→ STATED TASK
Where a line contains the string "this", copy that line.

→ DATA LINES
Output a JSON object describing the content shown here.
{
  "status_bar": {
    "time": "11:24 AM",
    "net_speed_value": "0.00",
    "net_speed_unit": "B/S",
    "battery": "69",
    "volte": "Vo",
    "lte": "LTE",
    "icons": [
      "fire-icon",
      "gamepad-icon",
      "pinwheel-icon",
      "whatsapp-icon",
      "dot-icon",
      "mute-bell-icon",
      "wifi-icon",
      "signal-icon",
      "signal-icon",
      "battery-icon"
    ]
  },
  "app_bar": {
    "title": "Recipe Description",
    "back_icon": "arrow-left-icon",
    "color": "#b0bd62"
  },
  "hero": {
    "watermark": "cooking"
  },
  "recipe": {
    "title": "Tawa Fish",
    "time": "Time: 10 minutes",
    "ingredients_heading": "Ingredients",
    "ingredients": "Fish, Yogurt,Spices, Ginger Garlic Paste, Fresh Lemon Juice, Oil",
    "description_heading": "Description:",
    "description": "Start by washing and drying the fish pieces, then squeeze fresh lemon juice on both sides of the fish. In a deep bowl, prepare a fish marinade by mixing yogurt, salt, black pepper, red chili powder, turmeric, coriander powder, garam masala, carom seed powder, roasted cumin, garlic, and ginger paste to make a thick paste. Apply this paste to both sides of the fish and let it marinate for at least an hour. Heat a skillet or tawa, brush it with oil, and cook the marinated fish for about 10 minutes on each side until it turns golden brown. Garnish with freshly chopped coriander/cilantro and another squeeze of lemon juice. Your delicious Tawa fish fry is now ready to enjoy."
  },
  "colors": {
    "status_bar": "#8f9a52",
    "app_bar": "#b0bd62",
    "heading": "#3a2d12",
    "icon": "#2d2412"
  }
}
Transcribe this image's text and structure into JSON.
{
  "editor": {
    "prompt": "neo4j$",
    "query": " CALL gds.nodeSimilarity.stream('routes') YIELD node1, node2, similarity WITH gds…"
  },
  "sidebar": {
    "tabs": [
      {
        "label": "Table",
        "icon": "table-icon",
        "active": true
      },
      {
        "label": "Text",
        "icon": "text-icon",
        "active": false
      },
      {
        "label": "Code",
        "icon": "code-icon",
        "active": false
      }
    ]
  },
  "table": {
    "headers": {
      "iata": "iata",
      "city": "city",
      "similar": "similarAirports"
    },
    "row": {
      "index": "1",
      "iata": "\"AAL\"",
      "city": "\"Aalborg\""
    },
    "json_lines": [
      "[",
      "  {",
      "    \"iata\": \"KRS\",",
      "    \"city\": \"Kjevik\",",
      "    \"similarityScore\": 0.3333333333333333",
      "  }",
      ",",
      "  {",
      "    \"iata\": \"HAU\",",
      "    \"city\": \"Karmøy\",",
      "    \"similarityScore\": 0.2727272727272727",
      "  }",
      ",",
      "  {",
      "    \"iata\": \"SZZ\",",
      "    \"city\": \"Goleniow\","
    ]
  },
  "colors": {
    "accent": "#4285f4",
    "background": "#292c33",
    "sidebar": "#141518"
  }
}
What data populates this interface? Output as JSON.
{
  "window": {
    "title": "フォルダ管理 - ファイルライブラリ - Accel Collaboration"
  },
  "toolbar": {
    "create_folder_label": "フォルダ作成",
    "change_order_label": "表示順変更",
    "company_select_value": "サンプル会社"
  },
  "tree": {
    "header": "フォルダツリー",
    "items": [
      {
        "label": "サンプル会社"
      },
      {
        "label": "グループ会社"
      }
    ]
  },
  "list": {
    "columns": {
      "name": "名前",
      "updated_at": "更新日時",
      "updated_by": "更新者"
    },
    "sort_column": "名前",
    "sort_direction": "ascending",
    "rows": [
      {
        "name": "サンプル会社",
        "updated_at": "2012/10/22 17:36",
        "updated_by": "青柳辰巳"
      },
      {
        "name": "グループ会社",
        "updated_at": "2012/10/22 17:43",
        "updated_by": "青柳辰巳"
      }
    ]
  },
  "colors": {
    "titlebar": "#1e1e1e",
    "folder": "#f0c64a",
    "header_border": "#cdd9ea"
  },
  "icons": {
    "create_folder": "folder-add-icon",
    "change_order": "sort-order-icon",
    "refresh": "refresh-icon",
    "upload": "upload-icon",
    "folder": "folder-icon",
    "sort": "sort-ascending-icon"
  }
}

→ EXERCISE SOLUTION
    "description": "Start by washing and drying the fish pieces, then squeeze fresh lemon juice on both sides of the fish. In a deep bowl, prepare a fish marinade by mixing yogurt, salt, black pepper, red chili powder, turmeric, coriander powder, garam masala, carom seed powder, roasted cumin, garlic, and ginger paste to make a thick paste. Apply this paste to both sides of the fish and let it marinate for at least an hour. Heat a skillet or tawa, brush it with oil, and cook the marinated fish for about 10 minutes on each side until it turns golden brown. Garnish with freshly chopped coriander/cilantro and another squeeze of lemon juice. Your delicious Tawa fish fry is now ready to enjoy."
Transcribe this image's text and structure into JSON.
What data populates this interface? Output as JSON.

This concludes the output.